WRITTEN INSTRUCTION
Each record must be retyped in full. No character may differ.

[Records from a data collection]

## Start

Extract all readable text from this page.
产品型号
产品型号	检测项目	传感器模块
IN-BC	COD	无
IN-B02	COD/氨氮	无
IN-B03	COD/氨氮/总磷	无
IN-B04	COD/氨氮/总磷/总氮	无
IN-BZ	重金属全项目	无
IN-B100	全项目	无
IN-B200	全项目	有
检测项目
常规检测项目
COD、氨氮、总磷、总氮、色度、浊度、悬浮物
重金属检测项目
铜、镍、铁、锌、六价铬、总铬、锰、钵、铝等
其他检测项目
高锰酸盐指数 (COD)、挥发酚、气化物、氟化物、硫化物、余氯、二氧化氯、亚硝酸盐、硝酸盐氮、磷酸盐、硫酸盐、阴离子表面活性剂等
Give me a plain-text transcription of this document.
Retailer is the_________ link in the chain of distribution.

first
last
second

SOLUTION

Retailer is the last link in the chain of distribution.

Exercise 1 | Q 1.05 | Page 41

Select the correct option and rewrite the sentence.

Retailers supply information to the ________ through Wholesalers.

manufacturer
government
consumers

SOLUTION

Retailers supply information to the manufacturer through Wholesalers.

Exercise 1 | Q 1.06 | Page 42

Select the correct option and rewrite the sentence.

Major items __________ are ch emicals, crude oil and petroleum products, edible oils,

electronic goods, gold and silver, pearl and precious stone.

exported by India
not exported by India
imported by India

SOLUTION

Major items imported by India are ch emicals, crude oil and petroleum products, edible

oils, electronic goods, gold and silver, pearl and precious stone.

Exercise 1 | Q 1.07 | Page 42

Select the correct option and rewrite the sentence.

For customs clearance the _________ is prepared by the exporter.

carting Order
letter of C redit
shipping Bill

## End

EXERCISE SOLUTION
Extract all readable text from this page.
产品型号
产品型号	检测项目	传感器模块
IN-BC	COD	无
IN-B02	COD/氨氮	无
IN-B03	COD/氨氮/总磷	无
IN-B04	COD/氨氮/总磷/总氮	无
IN-BZ	重金属全项目	无
IN-B100	全项目	无
IN-B200	全项目	有
检测项目
常规检测项目
COD、氨氮、总磷、总氮、色度、浊度、悬浮物
重金属检测项目
铜、镍、铁、锌、六价铬、总铬、锰、钵、铝等
其他检测项目
高锰酸盐指数 (COD)、挥发酚、气化物、氟化物、硫化物、余氯、二氧化氯、亚硝酸盐、硝酸盐氮、磷酸盐、硫酸盐、阴离子表面活性剂等
Give me a plain-text transcription of this document.
Retailer is the_________ link in the chain of distribution.

first
last
second

SOLUTION

Retailer is the last link in the chain of distribution.

Exercise 1 | Q 1.05 | Page 41

Select the correct option and rewrite the sentence.

Retailers supply information to the ________ through Wholesalers.

manufacturer
government
consumers

SOLUTION

Retailers supply information to the manufacturer through Wholesalers.

Exercise 1 | Q 1.06 | Page 42

Select the correct option and rewrite the sentence.

Major items __________ are ch emicals, crude oil and petroleum products, edible oils,

electronic goods, gold and silver, pearl and precious stone.

exported by India
not exported by India
imported by India

SOLUTION

Major items imported by India are ch emicals, crude oil and petroleum products, edible

oils, electronic goods, gold and silver, pearl and precious stone.

Exercise 1 | Q 1.07 | Page 42

Select the correct option and rewrite the sentence.

For customs clearance the _________ is prepared by the exporter.

carting Order
letter of C redit
shipping Bill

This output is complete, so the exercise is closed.